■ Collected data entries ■
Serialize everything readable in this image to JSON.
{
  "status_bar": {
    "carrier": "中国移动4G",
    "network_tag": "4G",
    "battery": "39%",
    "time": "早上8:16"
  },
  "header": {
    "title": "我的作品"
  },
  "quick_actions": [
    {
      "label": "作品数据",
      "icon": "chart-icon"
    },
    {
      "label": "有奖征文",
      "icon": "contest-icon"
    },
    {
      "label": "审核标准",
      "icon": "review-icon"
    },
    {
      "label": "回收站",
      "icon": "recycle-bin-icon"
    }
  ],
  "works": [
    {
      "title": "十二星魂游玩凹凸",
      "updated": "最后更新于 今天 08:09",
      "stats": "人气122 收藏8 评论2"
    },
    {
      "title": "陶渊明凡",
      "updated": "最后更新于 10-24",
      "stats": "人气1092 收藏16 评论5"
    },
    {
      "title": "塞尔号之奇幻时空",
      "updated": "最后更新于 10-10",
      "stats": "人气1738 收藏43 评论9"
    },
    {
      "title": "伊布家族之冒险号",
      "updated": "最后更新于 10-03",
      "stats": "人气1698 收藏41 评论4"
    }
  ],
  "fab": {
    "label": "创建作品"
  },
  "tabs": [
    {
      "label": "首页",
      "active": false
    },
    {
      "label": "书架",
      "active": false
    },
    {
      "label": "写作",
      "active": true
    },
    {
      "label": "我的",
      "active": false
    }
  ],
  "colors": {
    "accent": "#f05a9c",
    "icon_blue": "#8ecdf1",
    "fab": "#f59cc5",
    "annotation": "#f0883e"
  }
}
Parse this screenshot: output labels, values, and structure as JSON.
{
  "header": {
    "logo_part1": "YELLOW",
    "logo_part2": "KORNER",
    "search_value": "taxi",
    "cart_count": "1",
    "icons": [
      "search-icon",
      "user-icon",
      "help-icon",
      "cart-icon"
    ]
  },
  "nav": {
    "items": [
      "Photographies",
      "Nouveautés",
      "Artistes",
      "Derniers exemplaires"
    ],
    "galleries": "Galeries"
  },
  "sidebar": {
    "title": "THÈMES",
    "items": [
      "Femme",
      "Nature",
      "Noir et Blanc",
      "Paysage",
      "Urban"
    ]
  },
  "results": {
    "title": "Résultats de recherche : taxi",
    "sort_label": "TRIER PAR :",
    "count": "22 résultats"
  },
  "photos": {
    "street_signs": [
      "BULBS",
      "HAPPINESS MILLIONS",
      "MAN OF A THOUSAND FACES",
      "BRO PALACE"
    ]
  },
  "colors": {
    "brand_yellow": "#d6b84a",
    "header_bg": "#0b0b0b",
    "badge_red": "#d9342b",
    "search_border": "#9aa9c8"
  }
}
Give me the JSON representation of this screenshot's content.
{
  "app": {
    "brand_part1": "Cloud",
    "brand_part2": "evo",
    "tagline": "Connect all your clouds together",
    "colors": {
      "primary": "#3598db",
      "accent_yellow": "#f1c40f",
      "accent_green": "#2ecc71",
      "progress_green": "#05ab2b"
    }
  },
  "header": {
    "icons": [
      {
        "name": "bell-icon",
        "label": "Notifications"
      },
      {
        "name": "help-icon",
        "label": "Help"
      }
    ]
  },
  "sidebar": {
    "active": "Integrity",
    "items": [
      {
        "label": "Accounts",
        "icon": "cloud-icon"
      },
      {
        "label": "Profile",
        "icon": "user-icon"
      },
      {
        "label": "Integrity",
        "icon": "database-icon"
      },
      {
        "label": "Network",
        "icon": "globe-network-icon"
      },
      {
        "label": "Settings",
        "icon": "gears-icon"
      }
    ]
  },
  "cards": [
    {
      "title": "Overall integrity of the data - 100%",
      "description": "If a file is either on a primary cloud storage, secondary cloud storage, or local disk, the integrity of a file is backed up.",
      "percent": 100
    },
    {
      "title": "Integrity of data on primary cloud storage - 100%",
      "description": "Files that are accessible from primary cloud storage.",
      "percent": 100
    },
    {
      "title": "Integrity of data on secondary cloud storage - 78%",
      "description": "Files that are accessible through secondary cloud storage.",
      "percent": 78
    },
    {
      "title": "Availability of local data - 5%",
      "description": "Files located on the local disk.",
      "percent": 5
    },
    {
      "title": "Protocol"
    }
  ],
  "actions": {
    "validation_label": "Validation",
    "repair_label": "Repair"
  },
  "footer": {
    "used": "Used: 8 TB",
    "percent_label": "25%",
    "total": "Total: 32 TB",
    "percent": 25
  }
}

■ Written problem ■
Pick out each line that holds the string "taxi".

■ Exercise response ■
    "search_value": "taxi",
    "title": "Résultats de recherche : taxi",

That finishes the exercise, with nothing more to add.